Exercise prompt:
Transcribe each of the records below exactly, excluding all pictures.

^^^^

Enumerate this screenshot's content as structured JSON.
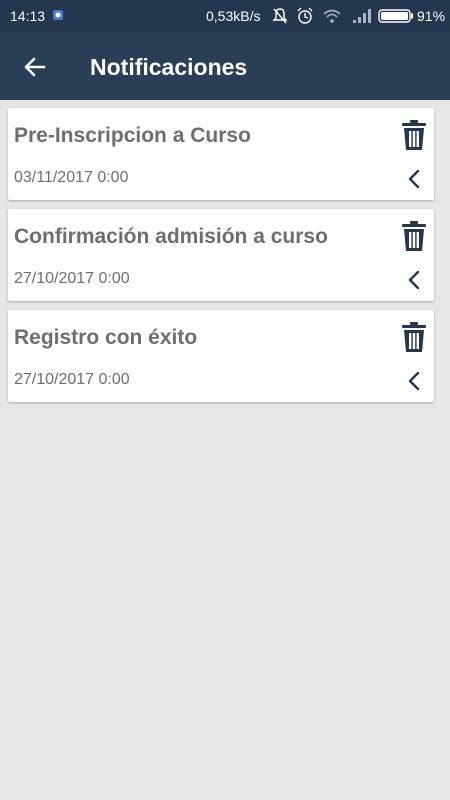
{
  "status_bar": {
    "time": "14:13",
    "network_speed": "0,53kB/s",
    "battery": "91%",
    "icons": [
      "app-notification-icon",
      "mute-bell-icon",
      "alarm-icon",
      "wifi-icon",
      "signal-icon",
      "battery-icon"
    ]
  },
  "app_bar": {
    "title": "Notificaciones",
    "back_icon": "arrow-left-icon",
    "color": "#2a3e55"
  },
  "notifications": [
    {
      "title": "Pre-Inscripcion a Curso",
      "date": "03/11/2017 0:00"
    },
    {
      "title": "Confirmación admisión a curso",
      "date": "27/10/2017 0:00"
    },
    {
      "title": "Registro con éxito",
      "date": "27/10/2017 0:00"
    }
  ],
  "item_icons": {
    "delete": "trash-icon",
    "expand": "chevron-left-icon",
    "color": "#24374e"
  },
  "colors": {
    "background": "#e6e6e6",
    "card": "#ffffff",
    "text": "#6e6e6e"
  }
}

^^^^

Result for this task:
Enumerate this screenshot's content as structured JSON.
{
  "status_bar": {
    "time": "14:13",
    "network_speed": "0,53kB/s",
    "battery": "91%",
    "icons": [
      "app-notification-icon",
      "mute-bell-icon",
      "alarm-icon",
      "wifi-icon",
      "signal-icon",
      "battery-icon"
    ]
  },
  "app_bar": {
    "title": "Notificaciones",
    "back_icon": "arrow-left-icon",
    "color": "#2a3e55"
  },
  "notifications": [
    {
      "title": "Pre-Inscripcion a Curso",
      "date": "03/11/2017 0:00"
    },
    {
      "title": "Confirmación admisión a curso",
      "date": "27/10/2017 0:00"
    },
    {
      "title": "Registro con éxito",
      "date": "27/10/2017 0:00"
    }
  ],
  "item_icons": {
    "delete": "trash-icon",
    "expand": "chevron-left-icon",
    "color": "#24374e"
  },
  "colors": {
    "background": "#e6e6e6",
    "card": "#ffffff",
    "text": "#6e6e6e"
  }
}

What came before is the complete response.